● Exercise requirements
Repeat every entry word for word, but leave the images out of your copy.

--

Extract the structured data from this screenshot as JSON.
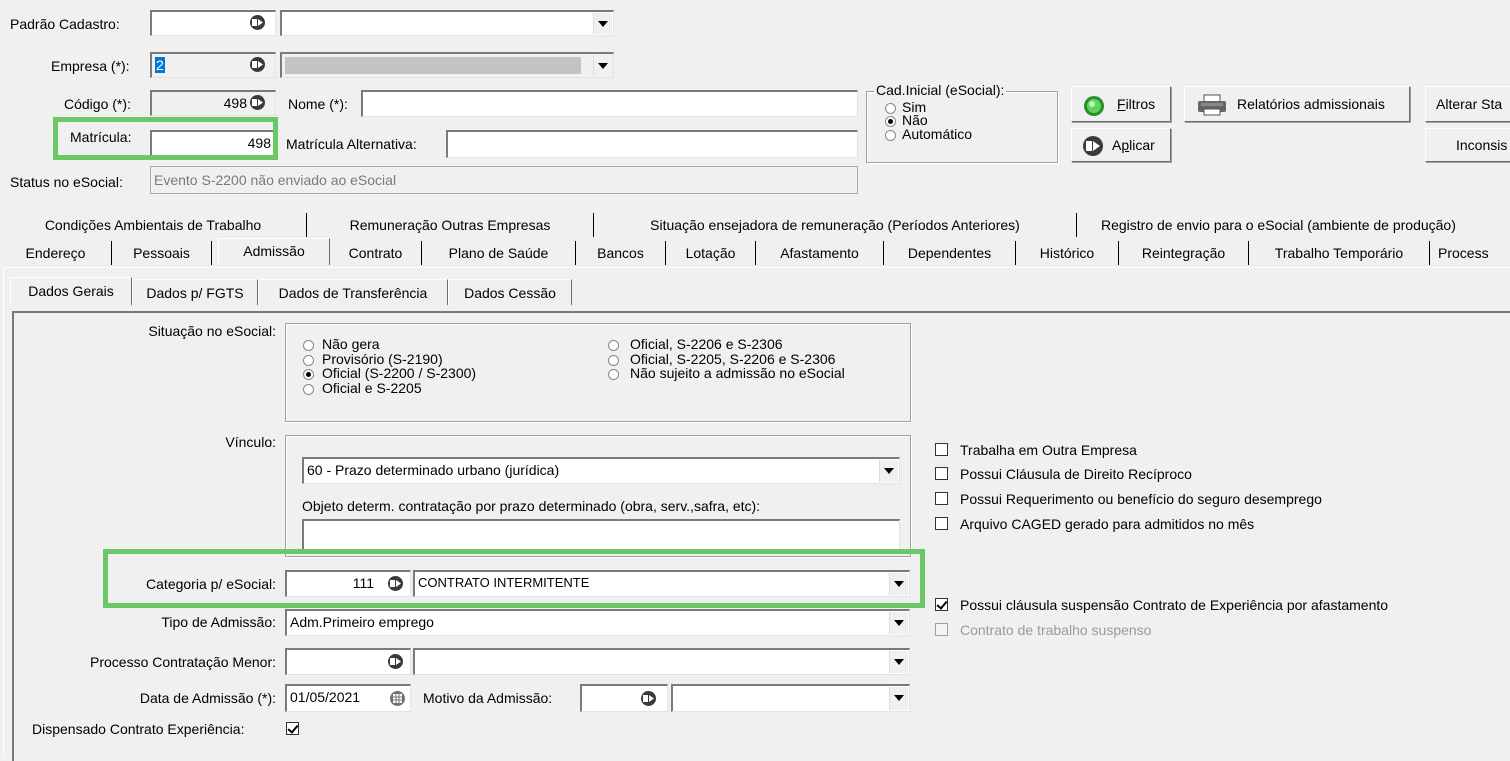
{
  "header": {
    "padrao_cadastro": {
      "label": "Padrão Cadastro:",
      "code": "",
      "select": ""
    },
    "empresa": {
      "label": "Empresa (*):",
      "code": "2",
      "name": ""
    },
    "codigo": {
      "label": "Código (*):",
      "value": "498"
    },
    "nome": {
      "label": "Nome (*):",
      "value": ""
    },
    "matricula": {
      "label": "Matrícula:",
      "value": "498"
    },
    "matricula_alt": {
      "label": "Matrícula Alternativa:",
      "value": ""
    },
    "status_esocial": {
      "label": "Status no eSocial:",
      "value": "Evento S-2200 não enviado ao eSocial"
    },
    "cad_inicial": {
      "title": "Cad.Inicial (eSocial):",
      "options": [
        "Sim",
        "Não",
        "Automático"
      ],
      "selected": "Não"
    },
    "buttons": {
      "filtros_u": "F",
      "filtros_rest": "iltros",
      "aplicar_pre": "A",
      "aplicar_u": "p",
      "aplicar_rest": "licar",
      "relatorios": "Relatórios admissionais",
      "alterar": "Alterar Sta",
      "inconsis": "Inconsis"
    }
  },
  "tabs_row1": [
    "Condições Ambientais de Trabalho",
    "Remuneração Outras Empresas",
    "Situação ensejadora de remuneração (Períodos Anteriores)",
    "Registro de envio para o eSocial (ambiente de produção)"
  ],
  "tabs_row2": [
    "Endereço",
    "Pessoais",
    "Admissão",
    "Contrato",
    "Plano de Saúde",
    "Bancos",
    "Lotação",
    "Afastamento",
    "Dependentes",
    "Histórico",
    "Reintegração",
    "Trabalho Temporário",
    "Process"
  ],
  "active_tab": "Admissão",
  "subtabs": [
    "Dados Gerais",
    "Dados p/ FGTS",
    "Dados de Transferência",
    "Dados Cessão"
  ],
  "active_subtab": "Dados Gerais",
  "form": {
    "situacao": {
      "label": "Situação no eSocial:",
      "options": [
        "Não gera",
        "Provisório (S-2190)",
        "Oficial (S-2200 / S-2300)",
        "Oficial e S-2205",
        "Oficial, S-2206 e S-2306",
        "Oficial, S-2205, S-2206 e S-2306",
        "Não sujeito a admissão no eSocial"
      ],
      "selected": "Oficial (S-2200 / S-2300)"
    },
    "vinculo": {
      "label": "Vínculo:",
      "value": "60 - Prazo determinado urbano (jurídica)",
      "objeto_label": "Objeto determ. contratação por prazo determinado (obra, serv.,safra, etc):",
      "objeto_value": ""
    },
    "categoria": {
      "label": "Categoria p/ eSocial:",
      "code": "111",
      "value": "CONTRATO INTERMITENTE"
    },
    "tipo_admissao": {
      "label": "Tipo de Admissão:",
      "value": "Adm.Primeiro emprego"
    },
    "processo_menor": {
      "label": "Processo Contratação Menor:",
      "code": "",
      "value": ""
    },
    "data_admissao": {
      "label": "Data de Admissão (*):",
      "value": "01/05/2021"
    },
    "motivo": {
      "label": "Motivo da Admissão:",
      "code": "",
      "value": ""
    },
    "dispensado": {
      "label": "Dispensado Contrato Experiência:",
      "checked": true
    },
    "checkboxes": [
      {
        "label": "Trabalha em Outra Empresa",
        "checked": false,
        "enabled": true
      },
      {
        "label": "Possui Cláusula de Direito Recíproco",
        "checked": false,
        "enabled": true
      },
      {
        "label": "Possui Requerimento ou benefício do seguro desemprego",
        "checked": false,
        "enabled": true
      },
      {
        "label": "Arquivo CAGED gerado para admitidos no mês",
        "checked": false,
        "enabled": true
      },
      {
        "label": "Possui cláusula suspensão Contrato de Experiência por afastamento",
        "checked": true,
        "enabled": true
      },
      {
        "label": "Contrato de trabalho suspenso",
        "checked": false,
        "enabled": false
      }
    ]
  },
  "colors": {
    "highlight": "#6cc865",
    "window_bg": "#f0f0f0"
  }
}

--

● Written answer
Extract the structured data from this screenshot as JSON.
{
  "header": {
    "padrao_cadastro": {
      "label": "Padrão Cadastro:",
      "code": "",
      "select": ""
    },
    "empresa": {
      "label": "Empresa (*):",
      "code": "2",
      "name": ""
    },
    "codigo": {
      "label": "Código (*):",
      "value": "498"
    },
    "nome": {
      "label": "Nome (*):",
      "value": ""
    },
    "matricula": {
      "label": "Matrícula:",
      "value": "498"
    },
    "matricula_alt": {
      "label": "Matrícula Alternativa:",
      "value": ""
    },
    "status_esocial": {
      "label": "Status no eSocial:",
      "value": "Evento S-2200 não enviado ao eSocial"
    },
    "cad_inicial": {
      "title": "Cad.Inicial (eSocial):",
      "options": [
        "Sim",
        "Não",
        "Automático"
      ],
      "selected": "Não"
    },
    "buttons": {
      "filtros_u": "F",
      "filtros_rest": "iltros",
      "aplicar_pre": "A",
      "aplicar_u": "p",
      "aplicar_rest": "licar",
      "relatorios": "Relatórios admissionais",
      "alterar": "Alterar Sta",
      "inconsis": "Inconsis"
    }
  },
  "tabs_row1": [
    "Condições Ambientais de Trabalho",
    "Remuneração Outras Empresas",
    "Situação ensejadora de remuneração (Períodos Anteriores)",
    "Registro de envio para o eSocial (ambiente de produção)"
  ],
  "tabs_row2": [
    "Endereço",
    "Pessoais",
    "Admissão",
    "Contrato",
    "Plano de Saúde",
    "Bancos",
    "Lotação",
    "Afastamento",
    "Dependentes",
    "Histórico",
    "Reintegração",
    "Trabalho Temporário",
    "Process"
  ],
  "active_tab": "Admissão",
  "subtabs": [
    "Dados Gerais",
    "Dados p/ FGTS",
    "Dados de Transferência",
    "Dados Cessão"
  ],
  "active_subtab": "Dados Gerais",
  "form": {
    "situacao": {
      "label": "Situação no eSocial:",
      "options": [
        "Não gera",
        "Provisório (S-2190)",
        "Oficial (S-2200 / S-2300)",
        "Oficial e S-2205",
        "Oficial, S-2206 e S-2306",
        "Oficial, S-2205, S-2206 e S-2306",
        "Não sujeito a admissão no eSocial"
      ],
      "selected": "Oficial (S-2200 / S-2300)"
    },
    "vinculo": {
      "label": "Vínculo:",
      "value": "60 - Prazo determinado urbano (jurídica)",
      "objeto_label": "Objeto determ. contratação por prazo determinado (obra, serv.,safra, etc):",
      "objeto_value": ""
    },
    "categoria": {
      "label": "Categoria p/ eSocial:",
      "code": "111",
      "value": "CONTRATO INTERMITENTE"
    },
    "tipo_admissao": {
      "label": "Tipo de Admissão:",
      "value": "Adm.Primeiro emprego"
    },
    "processo_menor": {
      "label": "Processo Contratação Menor:",
      "code": "",
      "value": ""
    },
    "data_admissao": {
      "label": "Data de Admissão (*):",
      "value": "01/05/2021"
    },
    "motivo": {
      "label": "Motivo da Admissão:",
      "code": "",
      "value": ""
    },
    "dispensado": {
      "label": "Dispensado Contrato Experiência:",
      "checked": true
    },
    "checkboxes": [
      {
        "label": "Trabalha em Outra Empresa",
        "checked": false,
        "enabled": true
      },
      {
        "label": "Possui Cláusula de Direito Recíproco",
        "checked": false,
        "enabled": true
      },
      {
        "label": "Possui Requerimento ou benefício do seguro desemprego",
        "checked": false,
        "enabled": true
      },
      {
        "label": "Arquivo CAGED gerado para admitidos no mês",
        "checked": false,
        "enabled": true
      },
      {
        "label": "Possui cláusula suspensão Contrato de Experiência por afastamento",
        "checked": true,
        "enabled": true
      },
      {
        "label": "Contrato de trabalho suspenso",
        "checked": false,
        "enabled": false
      }
    ]
  },
  "colors": {
    "highlight": "#6cc865",
    "window_bg": "#f0f0f0"
  }
}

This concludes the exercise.